Extracted data entries
****************
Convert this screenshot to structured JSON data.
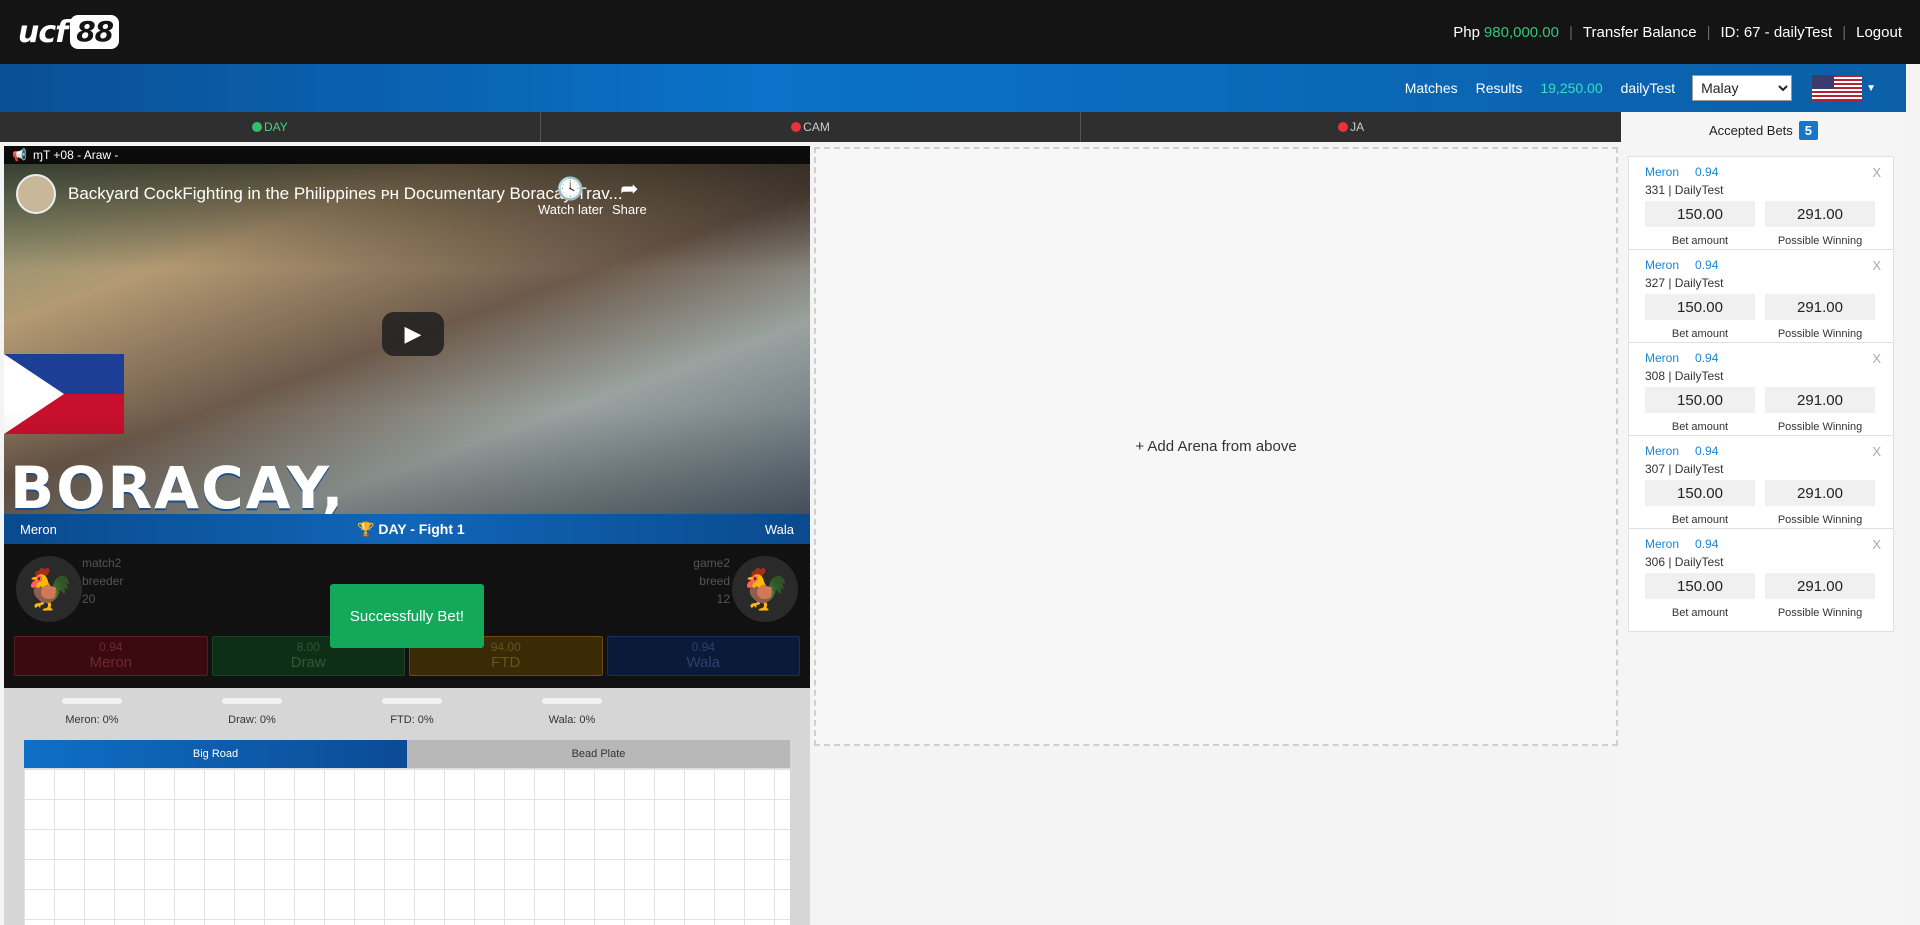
{
  "header": {
    "logo_text": "ucf",
    "logo_num": "88",
    "currency": "Php",
    "balance": "980,000.00",
    "transfer_label": "Transfer Balance",
    "user_id": "ID: 67 - dailyTest",
    "logout_label": "Logout"
  },
  "nav": {
    "matches": "Matches",
    "results": "Results",
    "credit": "19,250.00",
    "username": "dailyTest",
    "language": "Malay",
    "flag": "us-flag-icon"
  },
  "arena_tabs": [
    {
      "label": "DAY",
      "status": "green"
    },
    {
      "label": "CAM",
      "status": "red"
    },
    {
      "label": "JA",
      "status": "red"
    }
  ],
  "video": {
    "header": "ɱT +08 - Araw -",
    "title": "Backyard CockFighting in the Philippines ᴘʜ Documentary Boracay Trav...",
    "watch_later": "Watch later",
    "share": "Share",
    "overlay_text": "BORACAY,"
  },
  "fight": {
    "left": "Meron",
    "title": "DAY - Fight 1",
    "right": "Wala"
  },
  "meron_info": {
    "name": "match2",
    "breed": "breeder",
    "weight": "20"
  },
  "wala_info": {
    "name": "game2",
    "breed": "breed",
    "weight": "12"
  },
  "odds": [
    {
      "value": "0.94",
      "name": "Meron"
    },
    {
      "value": "8.00",
      "name": "Draw"
    },
    {
      "value": "94.00",
      "name": "FTD"
    },
    {
      "value": "0.94",
      "name": "Wala"
    }
  ],
  "toast": "Successfully Bet!",
  "stats": [
    {
      "label": "Meron: 0%"
    },
    {
      "label": "Draw: 0%"
    },
    {
      "label": "FTD: 0%"
    },
    {
      "label": "Wala: 0%"
    }
  ],
  "road_tabs": {
    "big_road": "Big Road",
    "bead_plate": "Bead Plate"
  },
  "dropzone": "+ Add Arena from above",
  "accepted": {
    "label": "Accepted Bets",
    "count": "5"
  },
  "bets": [
    {
      "side": "Meron",
      "odds": "0.94",
      "id": "331 | DailyTest",
      "amount": "150.00",
      "winning": "291.00",
      "amount_label": "Bet amount",
      "winning_label": "Possible Winning",
      "close": "X"
    },
    {
      "side": "Meron",
      "odds": "0.94",
      "id": "327 | DailyTest",
      "amount": "150.00",
      "winning": "291.00",
      "amount_label": "Bet amount",
      "winning_label": "Possible Winning",
      "close": "X"
    },
    {
      "side": "Meron",
      "odds": "0.94",
      "id": "308 | DailyTest",
      "amount": "150.00",
      "winning": "291.00",
      "amount_label": "Bet amount",
      "winning_label": "Possible Winning",
      "close": "X"
    },
    {
      "side": "Meron",
      "odds": "0.94",
      "id": "307 | DailyTest",
      "amount": "150.00",
      "winning": "291.00",
      "amount_label": "Bet amount",
      "winning_label": "Possible Winning",
      "close": "X"
    },
    {
      "side": "Meron",
      "odds": "0.94",
      "id": "306 | DailyTest",
      "amount": "150.00",
      "winning": "291.00",
      "amount_label": "Bet amount",
      "winning_label": "Possible Winning",
      "close": "X"
    }
  ]
}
****************
*Your goal*.
Quote the records above in full, dropping each picture.

*Result for this task*.
Convert this screenshot to structured JSON data.
{
  "header": {
    "logo_text": "ucf",
    "logo_num": "88",
    "currency": "Php",
    "balance": "980,000.00",
    "transfer_label": "Transfer Balance",
    "user_id": "ID: 67 - dailyTest",
    "logout_label": "Logout"
  },
  "nav": {
    "matches": "Matches",
    "results": "Results",
    "credit": "19,250.00",
    "username": "dailyTest",
    "language": "Malay",
    "flag": "us-flag-icon"
  },
  "arena_tabs": [
    {
      "label": "DAY",
      "status": "green"
    },
    {
      "label": "CAM",
      "status": "red"
    },
    {
      "label": "JA",
      "status": "red"
    }
  ],
  "video": {
    "header": "ɱT +08 - Araw -",
    "title": "Backyard CockFighting in the Philippines ᴘʜ Documentary Boracay Trav...",
    "watch_later": "Watch later",
    "share": "Share",
    "overlay_text": "BORACAY,"
  },
  "fight": {
    "left": "Meron",
    "title": "DAY - Fight 1",
    "right": "Wala"
  },
  "meron_info": {
    "name": "match2",
    "breed": "breeder",
    "weight": "20"
  },
  "wala_info": {
    "name": "game2",
    "breed": "breed",
    "weight": "12"
  },
  "odds": [
    {
      "value": "0.94",
      "name": "Meron"
    },
    {
      "value": "8.00",
      "name": "Draw"
    },
    {
      "value": "94.00",
      "name": "FTD"
    },
    {
      "value": "0.94",
      "name": "Wala"
    }
  ],
  "toast": "Successfully Bet!",
  "stats": [
    {
      "label": "Meron: 0%"
    },
    {
      "label": "Draw: 0%"
    },
    {
      "label": "FTD: 0%"
    },
    {
      "label": "Wala: 0%"
    }
  ],
  "road_tabs": {
    "big_road": "Big Road",
    "bead_plate": "Bead Plate"
  },
  "dropzone": "+ Add Arena from above",
  "accepted": {
    "label": "Accepted Bets",
    "count": "5"
  },
  "bets": [
    {
      "side": "Meron",
      "odds": "0.94",
      "id": "331 | DailyTest",
      "amount": "150.00",
      "winning": "291.00",
      "amount_label": "Bet amount",
      "winning_label": "Possible Winning",
      "close": "X"
    },
    {
      "side": "Meron",
      "odds": "0.94",
      "id": "327 | DailyTest",
      "amount": "150.00",
      "winning": "291.00",
      "amount_label": "Bet amount",
      "winning_label": "Possible Winning",
      "close": "X"
    },
    {
      "side": "Meron",
      "odds": "0.94",
      "id": "308 | DailyTest",
      "amount": "150.00",
      "winning": "291.00",
      "amount_label": "Bet amount",
      "winning_label": "Possible Winning",
      "close": "X"
    },
    {
      "side": "Meron",
      "odds": "0.94",
      "id": "307 | DailyTest",
      "amount": "150.00",
      "winning": "291.00",
      "amount_label": "Bet amount",
      "winning_label": "Possible Winning",
      "close": "X"
    },
    {
      "side": "Meron",
      "odds": "0.94",
      "id": "306 | DailyTest",
      "amount": "150.00",
      "winning": "291.00",
      "amount_label": "Bet amount",
      "winning_label": "Possible Winning",
      "close": "X"
    }
  ]
}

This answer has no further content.